=== TASK MATERIAL ===
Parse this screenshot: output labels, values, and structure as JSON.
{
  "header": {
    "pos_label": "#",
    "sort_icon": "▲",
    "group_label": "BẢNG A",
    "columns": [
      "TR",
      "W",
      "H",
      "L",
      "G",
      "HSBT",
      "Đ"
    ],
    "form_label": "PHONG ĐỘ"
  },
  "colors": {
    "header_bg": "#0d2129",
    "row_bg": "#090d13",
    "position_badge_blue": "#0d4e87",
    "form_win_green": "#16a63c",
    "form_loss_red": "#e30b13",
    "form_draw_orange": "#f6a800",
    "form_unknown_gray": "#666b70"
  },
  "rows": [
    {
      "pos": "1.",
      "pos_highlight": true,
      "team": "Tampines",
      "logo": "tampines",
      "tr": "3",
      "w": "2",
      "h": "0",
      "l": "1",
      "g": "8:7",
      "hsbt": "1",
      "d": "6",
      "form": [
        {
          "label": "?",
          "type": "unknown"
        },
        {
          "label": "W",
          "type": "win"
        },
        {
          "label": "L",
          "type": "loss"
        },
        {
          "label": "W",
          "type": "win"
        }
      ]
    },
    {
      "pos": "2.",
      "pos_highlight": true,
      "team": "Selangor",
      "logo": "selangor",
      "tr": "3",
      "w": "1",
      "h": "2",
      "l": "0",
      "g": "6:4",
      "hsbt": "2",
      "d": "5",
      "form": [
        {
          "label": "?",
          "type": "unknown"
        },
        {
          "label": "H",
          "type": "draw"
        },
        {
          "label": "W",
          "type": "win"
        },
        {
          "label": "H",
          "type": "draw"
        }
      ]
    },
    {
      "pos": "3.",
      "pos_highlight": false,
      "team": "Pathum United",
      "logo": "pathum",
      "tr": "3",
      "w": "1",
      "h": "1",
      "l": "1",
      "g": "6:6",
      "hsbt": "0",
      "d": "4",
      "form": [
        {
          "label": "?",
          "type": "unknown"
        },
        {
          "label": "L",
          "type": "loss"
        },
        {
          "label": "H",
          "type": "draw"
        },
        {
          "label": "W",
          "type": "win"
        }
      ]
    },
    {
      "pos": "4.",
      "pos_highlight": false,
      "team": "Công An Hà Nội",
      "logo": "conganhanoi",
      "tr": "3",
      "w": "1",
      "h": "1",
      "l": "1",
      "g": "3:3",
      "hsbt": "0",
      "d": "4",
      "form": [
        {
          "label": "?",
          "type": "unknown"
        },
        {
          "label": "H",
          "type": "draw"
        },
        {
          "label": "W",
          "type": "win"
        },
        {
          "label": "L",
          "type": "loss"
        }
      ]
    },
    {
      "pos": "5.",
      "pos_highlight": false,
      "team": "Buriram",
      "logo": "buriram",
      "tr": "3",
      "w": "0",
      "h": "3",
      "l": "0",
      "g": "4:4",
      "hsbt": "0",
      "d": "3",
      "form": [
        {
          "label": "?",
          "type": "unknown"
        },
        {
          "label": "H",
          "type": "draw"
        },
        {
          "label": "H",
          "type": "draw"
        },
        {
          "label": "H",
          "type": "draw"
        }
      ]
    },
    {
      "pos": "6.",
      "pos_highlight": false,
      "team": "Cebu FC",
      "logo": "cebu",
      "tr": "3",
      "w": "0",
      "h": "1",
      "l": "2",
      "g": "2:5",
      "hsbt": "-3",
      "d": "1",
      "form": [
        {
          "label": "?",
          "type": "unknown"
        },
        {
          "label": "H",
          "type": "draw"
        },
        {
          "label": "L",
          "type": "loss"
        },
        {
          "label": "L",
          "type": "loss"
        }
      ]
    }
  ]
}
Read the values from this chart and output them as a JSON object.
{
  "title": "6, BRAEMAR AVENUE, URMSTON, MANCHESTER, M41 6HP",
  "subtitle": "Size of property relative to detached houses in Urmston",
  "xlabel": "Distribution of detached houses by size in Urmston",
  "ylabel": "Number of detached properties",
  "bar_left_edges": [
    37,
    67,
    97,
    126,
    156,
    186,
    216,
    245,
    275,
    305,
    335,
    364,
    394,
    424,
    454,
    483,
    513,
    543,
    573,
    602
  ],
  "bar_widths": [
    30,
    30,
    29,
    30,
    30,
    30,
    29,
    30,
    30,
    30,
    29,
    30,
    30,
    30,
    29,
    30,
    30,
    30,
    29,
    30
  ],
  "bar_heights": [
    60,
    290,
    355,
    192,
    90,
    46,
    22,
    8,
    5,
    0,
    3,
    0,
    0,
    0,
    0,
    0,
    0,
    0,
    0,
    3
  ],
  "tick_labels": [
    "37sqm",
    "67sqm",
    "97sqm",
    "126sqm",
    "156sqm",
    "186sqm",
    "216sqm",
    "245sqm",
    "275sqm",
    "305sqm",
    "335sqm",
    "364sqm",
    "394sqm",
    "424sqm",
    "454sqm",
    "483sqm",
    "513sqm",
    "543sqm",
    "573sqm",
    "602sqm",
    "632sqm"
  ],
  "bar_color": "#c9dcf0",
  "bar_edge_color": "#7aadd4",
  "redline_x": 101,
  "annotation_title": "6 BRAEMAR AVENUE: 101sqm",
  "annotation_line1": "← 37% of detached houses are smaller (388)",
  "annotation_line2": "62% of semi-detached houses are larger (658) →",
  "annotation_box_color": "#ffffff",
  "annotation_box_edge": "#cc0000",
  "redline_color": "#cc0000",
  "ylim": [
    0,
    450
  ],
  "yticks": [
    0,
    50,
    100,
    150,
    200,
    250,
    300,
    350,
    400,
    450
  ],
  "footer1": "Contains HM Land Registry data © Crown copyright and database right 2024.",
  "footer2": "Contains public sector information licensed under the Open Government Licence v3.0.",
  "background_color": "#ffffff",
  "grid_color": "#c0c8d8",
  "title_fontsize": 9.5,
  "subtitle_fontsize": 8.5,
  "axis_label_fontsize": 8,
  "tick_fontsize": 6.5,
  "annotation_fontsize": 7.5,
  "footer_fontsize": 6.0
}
===
== REQUIRED WORK ==
Repeat all of the entries exactly.

== EXERCISE RESPONSE ==
Parse this screenshot: output labels, values, and structure as JSON.
{
  "header": {
    "pos_label": "#",
    "sort_icon": "▲",
    "group_label": "BẢNG A",
    "columns": [
      "TR",
      "W",
      "H",
      "L",
      "G",
      "HSBT",
      "Đ"
    ],
    "form_label": "PHONG ĐỘ"
  },
  "colors": {
    "header_bg": "#0d2129",
    "row_bg": "#090d13",
    "position_badge_blue": "#0d4e87",
    "form_win_green": "#16a63c",
    "form_loss_red": "#e30b13",
    "form_draw_orange": "#f6a800",
    "form_unknown_gray": "#666b70"
  },
  "rows": [
    {
      "pos": "1.",
      "pos_highlight": true,
      "team": "Tampines",
      "logo": "tampines",
      "tr": "3",
      "w": "2",
      "h": "0",
      "l": "1",
      "g": "8:7",
      "hsbt": "1",
      "d": "6",
      "form": [
        {
          "label": "?",
          "type": "unknown"
        },
        {
          "label": "W",
          "type": "win"
        },
        {
          "label": "L",
          "type": "loss"
        },
        {
          "label": "W",
          "type": "win"
        }
      ]
    },
    {
      "pos": "2.",
      "pos_highlight": true,
      "team": "Selangor",
      "logo": "selangor",
      "tr": "3",
      "w": "1",
      "h": "2",
      "l": "0",
      "g": "6:4",
      "hsbt": "2",
      "d": "5",
      "form": [
        {
          "label": "?",
          "type": "unknown"
        },
        {
          "label": "H",
          "type": "draw"
        },
        {
          "label": "W",
          "type": "win"
        },
        {
          "label": "H",
          "type": "draw"
        }
      ]
    },
    {
      "pos": "3.",
      "pos_highlight": false,
      "team": "Pathum United",
      "logo": "pathum",
      "tr": "3",
      "w": "1",
      "h": "1",
      "l": "1",
      "g": "6:6",
      "hsbt": "0",
      "d": "4",
      "form": [
        {
          "label": "?",
          "type": "unknown"
        },
        {
          "label": "L",
          "type": "loss"
        },
        {
          "label": "H",
          "type": "draw"
        },
        {
          "label": "W",
          "type": "win"
        }
      ]
    },
    {
      "pos": "4.",
      "pos_highlight": false,
      "team": "Công An Hà Nội",
      "logo": "conganhanoi",
      "tr": "3",
      "w": "1",
      "h": "1",
      "l": "1",
      "g": "3:3",
      "hsbt": "0",
      "d": "4",
      "form": [
        {
          "label": "?",
          "type": "unknown"
        },
        {
          "label": "H",
          "type": "draw"
        },
        {
          "label": "W",
          "type": "win"
        },
        {
          "label": "L",
          "type": "loss"
        }
      ]
    },
    {
      "pos": "5.",
      "pos_highlight": false,
      "team": "Buriram",
      "logo": "buriram",
      "tr": "3",
      "w": "0",
      "h": "3",
      "l": "0",
      "g": "4:4",
      "hsbt": "0",
      "d": "3",
      "form": [
        {
          "label": "?",
          "type": "unknown"
        },
        {
          "label": "H",
          "type": "draw"
        },
        {
          "label": "H",
          "type": "draw"
        },
        {
          "label": "H",
          "type": "draw"
        }
      ]
    },
    {
      "pos": "6.",
      "pos_highlight": false,
      "team": "Cebu FC",
      "logo": "cebu",
      "tr": "3",
      "w": "0",
      "h": "1",
      "l": "2",
      "g": "2:5",
      "hsbt": "-3",
      "d": "1",
      "form": [
        {
          "label": "?",
          "type": "unknown"
        },
        {
          "label": "H",
          "type": "draw"
        },
        {
          "label": "L",
          "type": "loss"
        },
        {
          "label": "L",
          "type": "loss"
        }
      ]
    }
  ]
}
Read the values from this chart and output them as a JSON object.
{
  "title": "6, BRAEMAR AVENUE, URMSTON, MANCHESTER, M41 6HP",
  "subtitle": "Size of property relative to detached houses in Urmston",
  "xlabel": "Distribution of detached houses by size in Urmston",
  "ylabel": "Number of detached properties",
  "bar_left_edges": [
    37,
    67,
    97,
    126,
    156,
    186,
    216,
    245,
    275,
    305,
    335,
    364,
    394,
    424,
    454,
    483,
    513,
    543,
    573,
    602
  ],
  "bar_widths": [
    30,
    30,
    29,
    30,
    30,
    30,
    29,
    30,
    30,
    30,
    29,
    30,
    30,
    30,
    29,
    30,
    30,
    30,
    29,
    30
  ],
  "bar_heights": [
    60,
    290,
    355,
    192,
    90,
    46,
    22,
    8,
    5,
    0,
    3,
    0,
    0,
    0,
    0,
    0,
    0,
    0,
    0,
    3
  ],
  "tick_labels": [
    "37sqm",
    "67sqm",
    "97sqm",
    "126sqm",
    "156sqm",
    "186sqm",
    "216sqm",
    "245sqm",
    "275sqm",
    "305sqm",
    "335sqm",
    "364sqm",
    "394sqm",
    "424sqm",
    "454sqm",
    "483sqm",
    "513sqm",
    "543sqm",
    "573sqm",
    "602sqm",
    "632sqm"
  ],
  "bar_color": "#c9dcf0",
  "bar_edge_color": "#7aadd4",
  "redline_x": 101,
  "annotation_title": "6 BRAEMAR AVENUE: 101sqm",
  "annotation_line1": "← 37% of detached houses are smaller (388)",
  "annotation_line2": "62% of semi-detached houses are larger (658) →",
  "annotation_box_color": "#ffffff",
  "annotation_box_edge": "#cc0000",
  "redline_color": "#cc0000",
  "ylim": [
    0,
    450
  ],
  "yticks": [
    0,
    50,
    100,
    150,
    200,
    250,
    300,
    350,
    400,
    450
  ],
  "footer1": "Contains HM Land Registry data © Crown copyright and database right 2024.",
  "footer2": "Contains public sector information licensed under the Open Government Licence v3.0.",
  "background_color": "#ffffff",
  "grid_color": "#c0c8d8",
  "title_fontsize": 9.5,
  "subtitle_fontsize": 8.5,
  "axis_label_fontsize": 8,
  "tick_fontsize": 6.5,
  "annotation_fontsize": 7.5,
  "footer_fontsize": 6.0
}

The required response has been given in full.